+++ Entries supplied +++

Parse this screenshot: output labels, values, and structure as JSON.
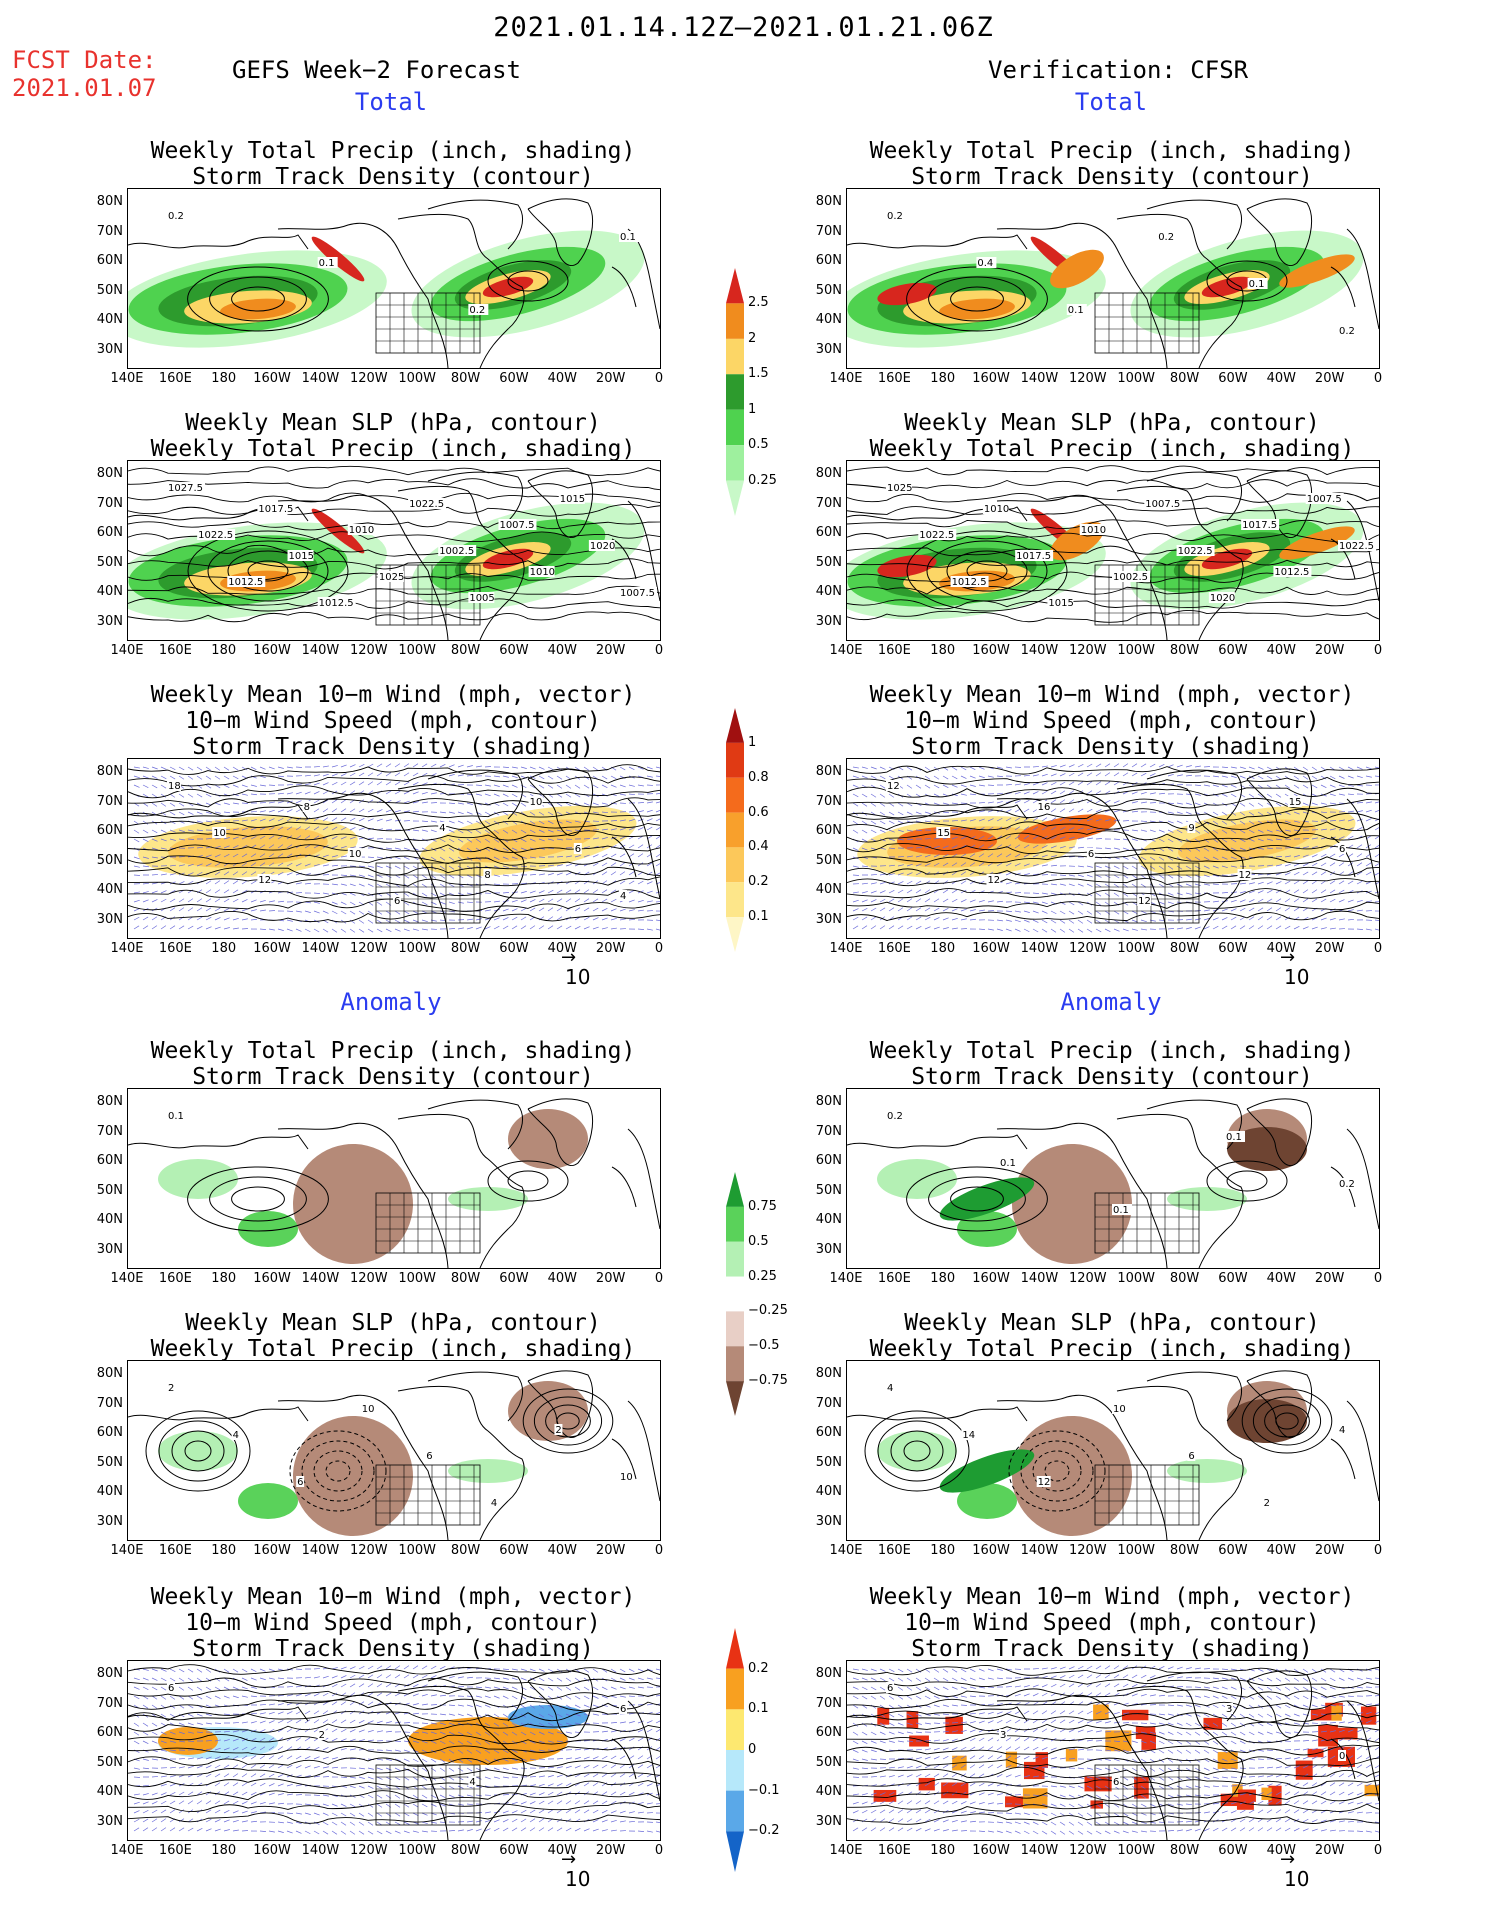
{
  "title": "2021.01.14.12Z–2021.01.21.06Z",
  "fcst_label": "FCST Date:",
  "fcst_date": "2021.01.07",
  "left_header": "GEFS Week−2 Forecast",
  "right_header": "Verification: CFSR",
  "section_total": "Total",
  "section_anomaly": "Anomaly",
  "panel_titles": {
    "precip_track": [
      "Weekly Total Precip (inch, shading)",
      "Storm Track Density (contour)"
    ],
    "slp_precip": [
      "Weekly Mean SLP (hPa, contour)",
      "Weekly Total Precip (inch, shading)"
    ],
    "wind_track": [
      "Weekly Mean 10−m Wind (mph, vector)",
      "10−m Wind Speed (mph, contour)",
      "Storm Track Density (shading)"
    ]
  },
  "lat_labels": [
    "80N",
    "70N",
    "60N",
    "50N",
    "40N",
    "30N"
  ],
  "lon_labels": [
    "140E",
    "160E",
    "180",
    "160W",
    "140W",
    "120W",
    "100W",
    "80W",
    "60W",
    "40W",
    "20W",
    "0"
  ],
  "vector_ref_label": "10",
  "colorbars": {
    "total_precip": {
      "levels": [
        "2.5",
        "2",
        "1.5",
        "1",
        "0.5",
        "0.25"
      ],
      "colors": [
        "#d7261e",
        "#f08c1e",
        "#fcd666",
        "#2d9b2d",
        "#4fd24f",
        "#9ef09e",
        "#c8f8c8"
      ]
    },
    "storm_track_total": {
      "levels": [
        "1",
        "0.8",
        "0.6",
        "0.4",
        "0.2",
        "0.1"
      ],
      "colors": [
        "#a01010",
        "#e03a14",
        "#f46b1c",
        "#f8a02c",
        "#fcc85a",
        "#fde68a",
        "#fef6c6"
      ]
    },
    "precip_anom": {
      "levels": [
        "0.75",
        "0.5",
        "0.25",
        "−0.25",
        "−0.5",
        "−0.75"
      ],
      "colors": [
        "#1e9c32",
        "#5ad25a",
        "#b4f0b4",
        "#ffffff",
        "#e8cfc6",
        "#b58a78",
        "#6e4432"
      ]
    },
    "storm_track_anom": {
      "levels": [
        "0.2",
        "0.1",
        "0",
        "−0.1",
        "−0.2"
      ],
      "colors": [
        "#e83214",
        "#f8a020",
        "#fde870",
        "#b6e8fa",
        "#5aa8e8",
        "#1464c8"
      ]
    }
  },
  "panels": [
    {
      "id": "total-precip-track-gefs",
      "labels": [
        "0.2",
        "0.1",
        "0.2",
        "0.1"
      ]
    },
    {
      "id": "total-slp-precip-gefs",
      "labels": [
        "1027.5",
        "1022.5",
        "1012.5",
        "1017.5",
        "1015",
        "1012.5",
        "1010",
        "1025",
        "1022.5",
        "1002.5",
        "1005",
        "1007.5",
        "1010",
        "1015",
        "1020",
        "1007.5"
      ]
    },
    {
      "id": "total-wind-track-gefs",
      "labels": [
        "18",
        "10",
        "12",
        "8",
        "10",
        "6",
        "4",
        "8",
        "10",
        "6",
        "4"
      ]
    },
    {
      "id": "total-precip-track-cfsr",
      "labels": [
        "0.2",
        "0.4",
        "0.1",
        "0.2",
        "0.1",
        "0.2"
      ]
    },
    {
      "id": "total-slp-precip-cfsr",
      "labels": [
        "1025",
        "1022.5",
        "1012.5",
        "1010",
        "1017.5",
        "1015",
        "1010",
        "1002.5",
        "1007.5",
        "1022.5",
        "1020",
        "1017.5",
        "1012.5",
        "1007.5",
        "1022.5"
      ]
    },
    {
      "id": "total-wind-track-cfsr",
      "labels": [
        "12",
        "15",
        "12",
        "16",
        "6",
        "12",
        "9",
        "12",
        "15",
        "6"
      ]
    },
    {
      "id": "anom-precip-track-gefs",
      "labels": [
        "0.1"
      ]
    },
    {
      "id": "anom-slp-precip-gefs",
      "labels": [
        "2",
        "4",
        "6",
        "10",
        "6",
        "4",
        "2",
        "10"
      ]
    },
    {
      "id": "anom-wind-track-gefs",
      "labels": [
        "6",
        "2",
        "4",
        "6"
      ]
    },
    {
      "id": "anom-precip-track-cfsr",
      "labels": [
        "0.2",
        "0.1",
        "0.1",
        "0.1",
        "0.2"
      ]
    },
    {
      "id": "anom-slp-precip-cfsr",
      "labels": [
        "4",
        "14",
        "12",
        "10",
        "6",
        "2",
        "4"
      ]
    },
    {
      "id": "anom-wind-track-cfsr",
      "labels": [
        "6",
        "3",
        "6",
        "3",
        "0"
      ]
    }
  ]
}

+++

Restate each entry word for word, please, but drop any images it holds.

Problem solution
Parse this screenshot: output labels, values, and structure as JSON.
{
  "title": "2021.01.14.12Z–2021.01.21.06Z",
  "fcst_label": "FCST Date:",
  "fcst_date": "2021.01.07",
  "left_header": "GEFS Week−2 Forecast",
  "right_header": "Verification: CFSR",
  "section_total": "Total",
  "section_anomaly": "Anomaly",
  "panel_titles": {
    "precip_track": [
      "Weekly Total Precip (inch, shading)",
      "Storm Track Density (contour)"
    ],
    "slp_precip": [
      "Weekly Mean SLP (hPa, contour)",
      "Weekly Total Precip (inch, shading)"
    ],
    "wind_track": [
      "Weekly Mean 10−m Wind (mph, vector)",
      "10−m Wind Speed (mph, contour)",
      "Storm Track Density (shading)"
    ]
  },
  "lat_labels": [
    "80N",
    "70N",
    "60N",
    "50N",
    "40N",
    "30N"
  ],
  "lon_labels": [
    "140E",
    "160E",
    "180",
    "160W",
    "140W",
    "120W",
    "100W",
    "80W",
    "60W",
    "40W",
    "20W",
    "0"
  ],
  "vector_ref_label": "10",
  "colorbars": {
    "total_precip": {
      "levels": [
        "2.5",
        "2",
        "1.5",
        "1",
        "0.5",
        "0.25"
      ],
      "colors": [
        "#d7261e",
        "#f08c1e",
        "#fcd666",
        "#2d9b2d",
        "#4fd24f",
        "#9ef09e",
        "#c8f8c8"
      ]
    },
    "storm_track_total": {
      "levels": [
        "1",
        "0.8",
        "0.6",
        "0.4",
        "0.2",
        "0.1"
      ],
      "colors": [
        "#a01010",
        "#e03a14",
        "#f46b1c",
        "#f8a02c",
        "#fcc85a",
        "#fde68a",
        "#fef6c6"
      ]
    },
    "precip_anom": {
      "levels": [
        "0.75",
        "0.5",
        "0.25",
        "−0.25",
        "−0.5",
        "−0.75"
      ],
      "colors": [
        "#1e9c32",
        "#5ad25a",
        "#b4f0b4",
        "#ffffff",
        "#e8cfc6",
        "#b58a78",
        "#6e4432"
      ]
    },
    "storm_track_anom": {
      "levels": [
        "0.2",
        "0.1",
        "0",
        "−0.1",
        "−0.2"
      ],
      "colors": [
        "#e83214",
        "#f8a020",
        "#fde870",
        "#b6e8fa",
        "#5aa8e8",
        "#1464c8"
      ]
    }
  },
  "panels": [
    {
      "id": "total-precip-track-gefs",
      "labels": [
        "0.2",
        "0.1",
        "0.2",
        "0.1"
      ]
    },
    {
      "id": "total-slp-precip-gefs",
      "labels": [
        "1027.5",
        "1022.5",
        "1012.5",
        "1017.5",
        "1015",
        "1012.5",
        "1010",
        "1025",
        "1022.5",
        "1002.5",
        "1005",
        "1007.5",
        "1010",
        "1015",
        "1020",
        "1007.5"
      ]
    },
    {
      "id": "total-wind-track-gefs",
      "labels": [
        "18",
        "10",
        "12",
        "8",
        "10",
        "6",
        "4",
        "8",
        "10",
        "6",
        "4"
      ]
    },
    {
      "id": "total-precip-track-cfsr",
      "labels": [
        "0.2",
        "0.4",
        "0.1",
        "0.2",
        "0.1",
        "0.2"
      ]
    },
    {
      "id": "total-slp-precip-cfsr",
      "labels": [
        "1025",
        "1022.5",
        "1012.5",
        "1010",
        "1017.5",
        "1015",
        "1010",
        "1002.5",
        "1007.5",
        "1022.5",
        "1020",
        "1017.5",
        "1012.5",
        "1007.5",
        "1022.5"
      ]
    },
    {
      "id": "total-wind-track-cfsr",
      "labels": [
        "12",
        "15",
        "12",
        "16",
        "6",
        "12",
        "9",
        "12",
        "15",
        "6"
      ]
    },
    {
      "id": "anom-precip-track-gefs",
      "labels": [
        "0.1"
      ]
    },
    {
      "id": "anom-slp-precip-gefs",
      "labels": [
        "2",
        "4",
        "6",
        "10",
        "6",
        "4",
        "2",
        "10"
      ]
    },
    {
      "id": "anom-wind-track-gefs",
      "labels": [
        "6",
        "2",
        "4",
        "6"
      ]
    },
    {
      "id": "anom-precip-track-cfsr",
      "labels": [
        "0.2",
        "0.1",
        "0.1",
        "0.1",
        "0.2"
      ]
    },
    {
      "id": "anom-slp-precip-cfsr",
      "labels": [
        "4",
        "14",
        "12",
        "10",
        "6",
        "2",
        "4"
      ]
    },
    {
      "id": "anom-wind-track-cfsr",
      "labels": [
        "6",
        "3",
        "6",
        "3",
        "0"
      ]
    }
  ]
}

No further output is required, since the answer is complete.